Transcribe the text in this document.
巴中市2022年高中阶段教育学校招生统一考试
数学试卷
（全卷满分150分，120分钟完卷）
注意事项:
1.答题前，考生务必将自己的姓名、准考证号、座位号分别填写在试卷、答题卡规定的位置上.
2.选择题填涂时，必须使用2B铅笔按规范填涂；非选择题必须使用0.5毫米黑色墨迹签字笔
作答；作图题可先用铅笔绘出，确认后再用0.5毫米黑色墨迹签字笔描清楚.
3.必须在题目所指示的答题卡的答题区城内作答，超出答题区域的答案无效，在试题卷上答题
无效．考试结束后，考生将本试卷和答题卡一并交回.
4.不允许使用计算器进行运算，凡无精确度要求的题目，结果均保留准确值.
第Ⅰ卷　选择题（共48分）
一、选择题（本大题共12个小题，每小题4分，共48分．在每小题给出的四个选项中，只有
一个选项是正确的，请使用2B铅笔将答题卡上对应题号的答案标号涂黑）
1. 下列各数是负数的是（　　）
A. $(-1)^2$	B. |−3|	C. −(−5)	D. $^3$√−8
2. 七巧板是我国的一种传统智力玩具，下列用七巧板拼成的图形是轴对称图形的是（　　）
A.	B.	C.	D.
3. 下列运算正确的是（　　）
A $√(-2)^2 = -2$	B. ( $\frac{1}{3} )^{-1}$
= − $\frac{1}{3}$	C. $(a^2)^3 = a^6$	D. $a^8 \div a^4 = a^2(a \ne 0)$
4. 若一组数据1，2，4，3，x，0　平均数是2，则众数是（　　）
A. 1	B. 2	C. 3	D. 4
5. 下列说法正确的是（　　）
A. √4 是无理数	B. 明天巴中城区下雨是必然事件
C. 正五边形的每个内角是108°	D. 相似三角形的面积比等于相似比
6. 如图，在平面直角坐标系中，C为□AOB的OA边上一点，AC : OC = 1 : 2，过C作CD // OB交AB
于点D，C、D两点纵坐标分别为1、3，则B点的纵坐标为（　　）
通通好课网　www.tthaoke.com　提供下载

=======

● **EXERCISE TASK**:
Scan the material above. Return every line containing the string "frac".

● **SOLUTION TO THIS EXERCISE**:
A $√(-2)^2 = -2$	B. ( $\frac{1}{3} )^{-1}$
= − $\frac{1}{3}$	C. $(a^2)^3 = a^6$	D. $a^8 \div a^4 = a^2(a \ne 0)$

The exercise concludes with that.